[What to do]: The answer is one number: how many lines in the data below hold "most".

— Begin Dataset content —

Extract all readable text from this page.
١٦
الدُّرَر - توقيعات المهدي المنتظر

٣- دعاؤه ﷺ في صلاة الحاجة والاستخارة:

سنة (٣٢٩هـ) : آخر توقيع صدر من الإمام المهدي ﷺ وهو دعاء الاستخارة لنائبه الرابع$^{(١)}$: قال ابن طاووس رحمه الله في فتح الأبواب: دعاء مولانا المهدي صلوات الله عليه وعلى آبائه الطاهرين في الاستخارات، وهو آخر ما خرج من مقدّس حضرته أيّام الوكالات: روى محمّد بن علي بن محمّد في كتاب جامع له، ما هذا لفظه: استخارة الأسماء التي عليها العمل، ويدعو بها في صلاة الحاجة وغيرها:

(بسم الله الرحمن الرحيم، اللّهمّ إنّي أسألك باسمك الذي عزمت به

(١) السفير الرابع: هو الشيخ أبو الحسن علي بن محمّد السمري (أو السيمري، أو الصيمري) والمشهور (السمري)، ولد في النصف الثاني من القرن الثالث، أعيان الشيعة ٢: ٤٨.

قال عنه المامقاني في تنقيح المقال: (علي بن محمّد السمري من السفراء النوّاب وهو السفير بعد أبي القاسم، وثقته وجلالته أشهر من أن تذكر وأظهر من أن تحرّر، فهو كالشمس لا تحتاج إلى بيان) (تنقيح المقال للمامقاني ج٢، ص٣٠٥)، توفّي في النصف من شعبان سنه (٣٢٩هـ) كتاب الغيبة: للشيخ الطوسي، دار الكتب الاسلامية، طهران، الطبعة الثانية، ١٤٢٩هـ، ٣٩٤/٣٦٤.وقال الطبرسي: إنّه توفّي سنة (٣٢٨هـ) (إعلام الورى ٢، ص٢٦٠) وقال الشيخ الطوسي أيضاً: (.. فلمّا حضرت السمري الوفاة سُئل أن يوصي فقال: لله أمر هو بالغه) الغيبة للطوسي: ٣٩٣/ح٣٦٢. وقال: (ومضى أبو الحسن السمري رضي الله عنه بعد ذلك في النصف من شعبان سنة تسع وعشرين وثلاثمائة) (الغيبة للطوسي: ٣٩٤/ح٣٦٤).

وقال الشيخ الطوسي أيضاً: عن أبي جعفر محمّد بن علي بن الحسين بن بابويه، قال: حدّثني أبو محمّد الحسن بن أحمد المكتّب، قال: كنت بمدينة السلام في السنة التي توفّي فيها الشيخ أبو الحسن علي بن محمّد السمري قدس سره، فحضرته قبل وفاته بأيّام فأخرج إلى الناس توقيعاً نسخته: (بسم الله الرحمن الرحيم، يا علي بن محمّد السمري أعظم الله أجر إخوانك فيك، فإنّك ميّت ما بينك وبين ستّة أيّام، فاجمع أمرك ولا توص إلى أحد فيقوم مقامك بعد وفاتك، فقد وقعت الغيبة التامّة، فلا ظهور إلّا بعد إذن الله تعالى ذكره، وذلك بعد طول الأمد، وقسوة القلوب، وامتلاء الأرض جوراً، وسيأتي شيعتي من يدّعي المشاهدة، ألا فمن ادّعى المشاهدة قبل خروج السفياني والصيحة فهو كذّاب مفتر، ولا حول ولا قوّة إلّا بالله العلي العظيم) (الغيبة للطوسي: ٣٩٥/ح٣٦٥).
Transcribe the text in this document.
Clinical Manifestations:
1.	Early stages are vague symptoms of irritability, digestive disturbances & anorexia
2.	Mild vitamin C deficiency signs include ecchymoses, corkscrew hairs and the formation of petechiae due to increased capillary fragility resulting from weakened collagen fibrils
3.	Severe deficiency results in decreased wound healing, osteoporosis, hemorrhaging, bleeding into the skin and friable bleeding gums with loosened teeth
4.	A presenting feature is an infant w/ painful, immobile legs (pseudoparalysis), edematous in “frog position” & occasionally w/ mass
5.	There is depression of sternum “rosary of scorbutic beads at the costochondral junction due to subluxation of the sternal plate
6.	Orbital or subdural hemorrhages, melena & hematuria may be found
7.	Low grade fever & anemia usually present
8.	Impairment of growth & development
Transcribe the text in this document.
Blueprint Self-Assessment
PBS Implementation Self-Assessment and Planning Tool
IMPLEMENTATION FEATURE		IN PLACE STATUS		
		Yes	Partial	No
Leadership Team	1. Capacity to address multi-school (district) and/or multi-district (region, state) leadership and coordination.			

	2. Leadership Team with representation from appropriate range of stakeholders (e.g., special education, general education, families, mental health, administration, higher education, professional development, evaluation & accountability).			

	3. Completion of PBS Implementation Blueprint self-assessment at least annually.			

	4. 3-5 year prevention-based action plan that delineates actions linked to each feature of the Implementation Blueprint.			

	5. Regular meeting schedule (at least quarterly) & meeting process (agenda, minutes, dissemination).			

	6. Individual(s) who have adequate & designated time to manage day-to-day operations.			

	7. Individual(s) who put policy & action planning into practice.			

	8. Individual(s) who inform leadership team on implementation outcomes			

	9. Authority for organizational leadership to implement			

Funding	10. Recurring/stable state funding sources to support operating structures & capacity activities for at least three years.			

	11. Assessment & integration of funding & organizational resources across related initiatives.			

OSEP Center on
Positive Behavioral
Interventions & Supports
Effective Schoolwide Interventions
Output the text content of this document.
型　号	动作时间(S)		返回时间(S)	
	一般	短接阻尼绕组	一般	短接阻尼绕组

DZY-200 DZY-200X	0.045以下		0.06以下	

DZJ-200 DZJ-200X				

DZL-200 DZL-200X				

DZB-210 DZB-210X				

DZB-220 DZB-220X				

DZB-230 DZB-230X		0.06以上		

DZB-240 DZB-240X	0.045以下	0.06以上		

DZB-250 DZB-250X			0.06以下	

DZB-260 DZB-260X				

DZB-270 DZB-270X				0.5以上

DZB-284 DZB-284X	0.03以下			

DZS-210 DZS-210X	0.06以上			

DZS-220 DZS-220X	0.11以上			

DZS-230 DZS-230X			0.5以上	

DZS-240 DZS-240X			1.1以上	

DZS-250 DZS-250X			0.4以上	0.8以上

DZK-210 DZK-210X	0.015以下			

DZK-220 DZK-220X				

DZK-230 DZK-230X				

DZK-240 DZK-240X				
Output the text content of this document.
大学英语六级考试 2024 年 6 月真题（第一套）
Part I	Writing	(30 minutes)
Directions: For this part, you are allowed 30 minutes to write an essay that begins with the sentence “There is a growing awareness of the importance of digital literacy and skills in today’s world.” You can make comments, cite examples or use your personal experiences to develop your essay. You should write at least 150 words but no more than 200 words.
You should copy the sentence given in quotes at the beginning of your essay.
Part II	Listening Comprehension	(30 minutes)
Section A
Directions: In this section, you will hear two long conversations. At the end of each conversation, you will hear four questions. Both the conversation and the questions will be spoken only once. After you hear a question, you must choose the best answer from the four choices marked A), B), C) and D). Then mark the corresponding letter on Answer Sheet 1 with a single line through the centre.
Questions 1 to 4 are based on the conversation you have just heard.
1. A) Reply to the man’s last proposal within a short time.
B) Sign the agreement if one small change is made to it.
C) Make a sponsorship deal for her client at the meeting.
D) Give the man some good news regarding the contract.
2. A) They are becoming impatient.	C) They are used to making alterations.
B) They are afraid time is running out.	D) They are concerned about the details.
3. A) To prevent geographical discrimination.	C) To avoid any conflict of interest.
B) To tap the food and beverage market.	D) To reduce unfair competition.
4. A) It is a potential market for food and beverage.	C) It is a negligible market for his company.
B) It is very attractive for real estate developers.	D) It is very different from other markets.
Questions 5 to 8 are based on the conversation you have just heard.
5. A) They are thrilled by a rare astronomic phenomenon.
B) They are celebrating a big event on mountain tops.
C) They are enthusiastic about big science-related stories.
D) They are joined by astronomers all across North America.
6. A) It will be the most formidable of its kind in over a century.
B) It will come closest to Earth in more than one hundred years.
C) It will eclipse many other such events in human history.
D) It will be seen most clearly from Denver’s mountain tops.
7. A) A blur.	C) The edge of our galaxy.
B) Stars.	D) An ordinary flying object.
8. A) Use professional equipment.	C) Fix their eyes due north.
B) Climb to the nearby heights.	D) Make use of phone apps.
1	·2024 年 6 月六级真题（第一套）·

— End Dataset content —

[Reply to the exercise]: 2